■ Work to be completed: Copy every line of the records below that holds the word "власти".

[START Records to use]

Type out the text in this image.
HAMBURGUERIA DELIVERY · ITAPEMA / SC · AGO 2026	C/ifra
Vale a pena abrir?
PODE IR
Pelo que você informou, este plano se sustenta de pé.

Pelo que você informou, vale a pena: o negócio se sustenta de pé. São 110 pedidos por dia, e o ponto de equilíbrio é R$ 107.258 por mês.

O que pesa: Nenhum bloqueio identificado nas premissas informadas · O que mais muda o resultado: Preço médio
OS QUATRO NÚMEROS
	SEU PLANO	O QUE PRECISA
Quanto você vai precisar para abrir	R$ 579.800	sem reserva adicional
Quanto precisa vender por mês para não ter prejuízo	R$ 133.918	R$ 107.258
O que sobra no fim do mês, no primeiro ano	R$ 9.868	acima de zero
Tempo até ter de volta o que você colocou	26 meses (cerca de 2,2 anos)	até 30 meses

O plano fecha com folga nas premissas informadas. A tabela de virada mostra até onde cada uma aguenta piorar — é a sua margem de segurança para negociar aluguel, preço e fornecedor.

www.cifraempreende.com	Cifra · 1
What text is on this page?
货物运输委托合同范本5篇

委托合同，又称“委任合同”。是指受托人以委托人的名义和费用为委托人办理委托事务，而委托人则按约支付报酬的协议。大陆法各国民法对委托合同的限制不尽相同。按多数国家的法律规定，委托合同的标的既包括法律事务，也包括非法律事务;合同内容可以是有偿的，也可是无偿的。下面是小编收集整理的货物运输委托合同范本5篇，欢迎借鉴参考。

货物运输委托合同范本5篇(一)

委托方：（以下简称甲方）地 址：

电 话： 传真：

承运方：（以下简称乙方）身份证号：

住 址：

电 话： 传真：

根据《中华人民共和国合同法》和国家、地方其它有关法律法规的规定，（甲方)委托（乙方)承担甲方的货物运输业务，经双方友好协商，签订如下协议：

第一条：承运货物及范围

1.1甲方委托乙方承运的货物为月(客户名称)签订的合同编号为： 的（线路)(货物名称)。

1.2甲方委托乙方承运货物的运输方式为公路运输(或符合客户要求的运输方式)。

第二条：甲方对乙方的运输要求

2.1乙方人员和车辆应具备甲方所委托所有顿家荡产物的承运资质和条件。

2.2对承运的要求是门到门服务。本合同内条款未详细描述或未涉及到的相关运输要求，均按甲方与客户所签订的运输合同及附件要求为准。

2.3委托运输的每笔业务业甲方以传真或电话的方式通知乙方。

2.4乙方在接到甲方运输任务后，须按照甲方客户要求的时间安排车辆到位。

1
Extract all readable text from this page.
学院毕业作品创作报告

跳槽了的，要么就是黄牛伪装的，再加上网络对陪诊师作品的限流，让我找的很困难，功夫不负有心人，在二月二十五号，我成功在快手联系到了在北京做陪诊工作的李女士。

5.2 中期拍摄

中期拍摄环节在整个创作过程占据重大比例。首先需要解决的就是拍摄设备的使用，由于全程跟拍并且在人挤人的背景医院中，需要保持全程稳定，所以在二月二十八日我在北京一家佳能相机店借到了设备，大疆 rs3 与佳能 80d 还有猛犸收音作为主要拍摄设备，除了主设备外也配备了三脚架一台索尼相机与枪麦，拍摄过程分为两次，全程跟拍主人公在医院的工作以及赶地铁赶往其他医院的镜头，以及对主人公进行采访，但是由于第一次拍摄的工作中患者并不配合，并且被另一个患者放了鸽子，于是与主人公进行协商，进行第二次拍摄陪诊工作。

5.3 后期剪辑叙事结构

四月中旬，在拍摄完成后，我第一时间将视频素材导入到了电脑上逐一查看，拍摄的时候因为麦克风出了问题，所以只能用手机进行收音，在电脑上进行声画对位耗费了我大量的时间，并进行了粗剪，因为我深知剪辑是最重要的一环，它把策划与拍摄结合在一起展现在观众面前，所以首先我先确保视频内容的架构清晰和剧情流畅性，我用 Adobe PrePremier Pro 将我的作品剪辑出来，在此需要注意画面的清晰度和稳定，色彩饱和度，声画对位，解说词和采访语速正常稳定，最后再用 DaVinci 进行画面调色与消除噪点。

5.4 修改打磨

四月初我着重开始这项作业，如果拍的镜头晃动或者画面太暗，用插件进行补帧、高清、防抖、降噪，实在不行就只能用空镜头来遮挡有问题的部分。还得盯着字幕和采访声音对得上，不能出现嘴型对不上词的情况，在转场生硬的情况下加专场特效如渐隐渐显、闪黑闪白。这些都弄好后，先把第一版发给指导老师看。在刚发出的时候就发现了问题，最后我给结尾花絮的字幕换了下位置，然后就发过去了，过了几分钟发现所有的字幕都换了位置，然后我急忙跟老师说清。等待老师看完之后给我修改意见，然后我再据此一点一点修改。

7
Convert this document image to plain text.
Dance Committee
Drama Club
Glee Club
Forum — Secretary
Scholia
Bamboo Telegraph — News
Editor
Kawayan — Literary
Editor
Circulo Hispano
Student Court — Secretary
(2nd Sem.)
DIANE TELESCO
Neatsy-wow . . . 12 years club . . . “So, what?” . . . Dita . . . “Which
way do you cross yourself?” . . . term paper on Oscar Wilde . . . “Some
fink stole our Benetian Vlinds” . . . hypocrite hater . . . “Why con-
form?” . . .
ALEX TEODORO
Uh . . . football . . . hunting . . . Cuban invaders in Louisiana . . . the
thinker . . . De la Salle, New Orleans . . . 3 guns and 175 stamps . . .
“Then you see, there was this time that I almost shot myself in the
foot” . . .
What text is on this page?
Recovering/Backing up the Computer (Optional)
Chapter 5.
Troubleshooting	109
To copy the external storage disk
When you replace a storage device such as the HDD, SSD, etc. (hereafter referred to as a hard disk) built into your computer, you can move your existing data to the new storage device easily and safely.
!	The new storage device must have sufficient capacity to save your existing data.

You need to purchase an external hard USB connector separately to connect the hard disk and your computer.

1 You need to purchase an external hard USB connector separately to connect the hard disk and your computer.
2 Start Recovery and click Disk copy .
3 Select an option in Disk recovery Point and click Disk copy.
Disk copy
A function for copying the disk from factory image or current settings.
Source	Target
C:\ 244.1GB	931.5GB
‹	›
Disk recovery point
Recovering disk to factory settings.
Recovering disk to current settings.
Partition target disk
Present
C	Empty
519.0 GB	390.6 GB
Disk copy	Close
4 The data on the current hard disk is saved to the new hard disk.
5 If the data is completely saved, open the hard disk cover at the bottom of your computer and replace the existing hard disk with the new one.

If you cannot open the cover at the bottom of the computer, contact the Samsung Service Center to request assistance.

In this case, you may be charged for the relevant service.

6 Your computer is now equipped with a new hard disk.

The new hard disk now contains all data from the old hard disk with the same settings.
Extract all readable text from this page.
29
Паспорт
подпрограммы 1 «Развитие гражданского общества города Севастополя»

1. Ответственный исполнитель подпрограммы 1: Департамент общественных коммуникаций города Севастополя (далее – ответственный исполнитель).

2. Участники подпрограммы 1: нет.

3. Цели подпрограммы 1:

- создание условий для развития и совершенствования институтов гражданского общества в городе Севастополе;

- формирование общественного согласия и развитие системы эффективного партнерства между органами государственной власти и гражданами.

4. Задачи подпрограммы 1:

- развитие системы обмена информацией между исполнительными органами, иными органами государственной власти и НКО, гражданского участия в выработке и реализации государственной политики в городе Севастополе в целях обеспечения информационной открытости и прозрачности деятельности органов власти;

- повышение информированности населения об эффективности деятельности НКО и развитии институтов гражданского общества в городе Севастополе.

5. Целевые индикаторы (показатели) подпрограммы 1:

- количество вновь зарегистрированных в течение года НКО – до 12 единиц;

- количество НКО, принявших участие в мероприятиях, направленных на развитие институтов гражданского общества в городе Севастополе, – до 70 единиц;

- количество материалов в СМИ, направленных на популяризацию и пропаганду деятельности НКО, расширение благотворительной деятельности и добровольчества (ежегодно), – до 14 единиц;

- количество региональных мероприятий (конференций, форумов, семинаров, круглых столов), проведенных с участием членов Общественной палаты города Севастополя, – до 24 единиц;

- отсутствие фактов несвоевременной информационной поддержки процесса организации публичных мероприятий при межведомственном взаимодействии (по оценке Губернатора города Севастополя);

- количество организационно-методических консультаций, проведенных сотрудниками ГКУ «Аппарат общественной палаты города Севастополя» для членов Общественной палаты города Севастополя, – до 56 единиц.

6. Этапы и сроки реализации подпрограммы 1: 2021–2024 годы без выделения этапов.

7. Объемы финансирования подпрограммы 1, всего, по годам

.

[END Records to use]

■ Response to this exercise:
- формирование общественного согласия и развитие системы эффективного партнерства между органами государственной власти и гражданами.
- развитие системы обмена информацией между исполнительными органами, иными органами государственной власти и НКО, гражданского участия в выработке и реализации государственной политики в городе Севастополе в целях обеспечения информационной открытости и прозрачности деятельности органов власти;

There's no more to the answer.